Instructions to follow → Your task is to print every entry below exactly as given.

Rows →

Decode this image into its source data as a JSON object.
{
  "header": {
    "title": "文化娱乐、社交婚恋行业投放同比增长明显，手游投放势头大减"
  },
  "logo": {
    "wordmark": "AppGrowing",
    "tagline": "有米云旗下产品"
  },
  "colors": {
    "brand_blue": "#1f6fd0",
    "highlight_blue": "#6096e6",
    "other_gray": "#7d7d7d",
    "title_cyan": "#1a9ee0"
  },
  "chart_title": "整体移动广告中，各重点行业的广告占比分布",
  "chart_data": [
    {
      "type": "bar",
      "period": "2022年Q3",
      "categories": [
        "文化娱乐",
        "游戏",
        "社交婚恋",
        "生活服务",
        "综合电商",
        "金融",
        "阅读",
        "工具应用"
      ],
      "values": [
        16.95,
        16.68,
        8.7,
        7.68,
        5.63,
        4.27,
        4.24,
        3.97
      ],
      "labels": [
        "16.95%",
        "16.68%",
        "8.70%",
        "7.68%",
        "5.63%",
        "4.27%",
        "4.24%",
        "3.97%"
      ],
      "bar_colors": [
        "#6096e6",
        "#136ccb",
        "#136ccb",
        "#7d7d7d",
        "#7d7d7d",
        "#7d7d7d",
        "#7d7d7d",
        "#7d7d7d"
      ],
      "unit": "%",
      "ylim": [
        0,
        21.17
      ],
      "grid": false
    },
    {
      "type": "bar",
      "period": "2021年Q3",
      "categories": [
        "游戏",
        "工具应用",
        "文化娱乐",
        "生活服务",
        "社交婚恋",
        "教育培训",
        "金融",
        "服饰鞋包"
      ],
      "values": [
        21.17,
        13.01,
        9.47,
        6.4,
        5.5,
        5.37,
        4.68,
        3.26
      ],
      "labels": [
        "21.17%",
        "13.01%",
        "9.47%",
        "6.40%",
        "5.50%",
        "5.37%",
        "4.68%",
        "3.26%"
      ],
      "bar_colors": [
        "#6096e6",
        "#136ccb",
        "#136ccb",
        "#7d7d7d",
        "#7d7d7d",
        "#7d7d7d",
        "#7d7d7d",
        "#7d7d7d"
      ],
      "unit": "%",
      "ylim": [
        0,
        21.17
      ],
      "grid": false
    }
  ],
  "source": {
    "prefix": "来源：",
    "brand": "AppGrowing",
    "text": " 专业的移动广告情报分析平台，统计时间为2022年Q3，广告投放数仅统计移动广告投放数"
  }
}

Finished exercise →
Decode this image into its source data as a JSON object.
{
  "header": {
    "title": "文化娱乐、社交婚恋行业投放同比增长明显，手游投放势头大减"
  },
  "logo": {
    "wordmark": "AppGrowing",
    "tagline": "有米云旗下产品"
  },
  "colors": {
    "brand_blue": "#1f6fd0",
    "highlight_blue": "#6096e6",
    "other_gray": "#7d7d7d",
    "title_cyan": "#1a9ee0"
  },
  "chart_title": "整体移动广告中，各重点行业的广告占比分布",
  "chart_data": [
    {
      "type": "bar",
      "period": "2022年Q3",
      "categories": [
        "文化娱乐",
        "游戏",
        "社交婚恋",
        "生活服务",
        "综合电商",
        "金融",
        "阅读",
        "工具应用"
      ],
      "values": [
        16.95,
        16.68,
        8.7,
        7.68,
        5.63,
        4.27,
        4.24,
        3.97
      ],
      "labels": [
        "16.95%",
        "16.68%",
        "8.70%",
        "7.68%",
        "5.63%",
        "4.27%",
        "4.24%",
        "3.97%"
      ],
      "bar_colors": [
        "#6096e6",
        "#136ccb",
        "#136ccb",
        "#7d7d7d",
        "#7d7d7d",
        "#7d7d7d",
        "#7d7d7d",
        "#7d7d7d"
      ],
      "unit": "%",
      "ylim": [
        0,
        21.17
      ],
      "grid": false
    },
    {
      "type": "bar",
      "period": "2021年Q3",
      "categories": [
        "游戏",
        "工具应用",
        "文化娱乐",
        "生活服务",
        "社交婚恋",
        "教育培训",
        "金融",
        "服饰鞋包"
      ],
      "values": [
        21.17,
        13.01,
        9.47,
        6.4,
        5.5,
        5.37,
        4.68,
        3.26
      ],
      "labels": [
        "21.17%",
        "13.01%",
        "9.47%",
        "6.40%",
        "5.50%",
        "5.37%",
        "4.68%",
        "3.26%"
      ],
      "bar_colors": [
        "#6096e6",
        "#136ccb",
        "#136ccb",
        "#7d7d7d",
        "#7d7d7d",
        "#7d7d7d",
        "#7d7d7d",
        "#7d7d7d"
      ],
      "unit": "%",
      "ylim": [
        0,
        21.17
      ],
      "grid": false
    }
  ],
  "source": {
    "prefix": "来源：",
    "brand": "AppGrowing",
    "text": " 专业的移动广告情报分析平台，统计时间为2022年Q3，广告投放数仅统计移动广告投放数"
  }
}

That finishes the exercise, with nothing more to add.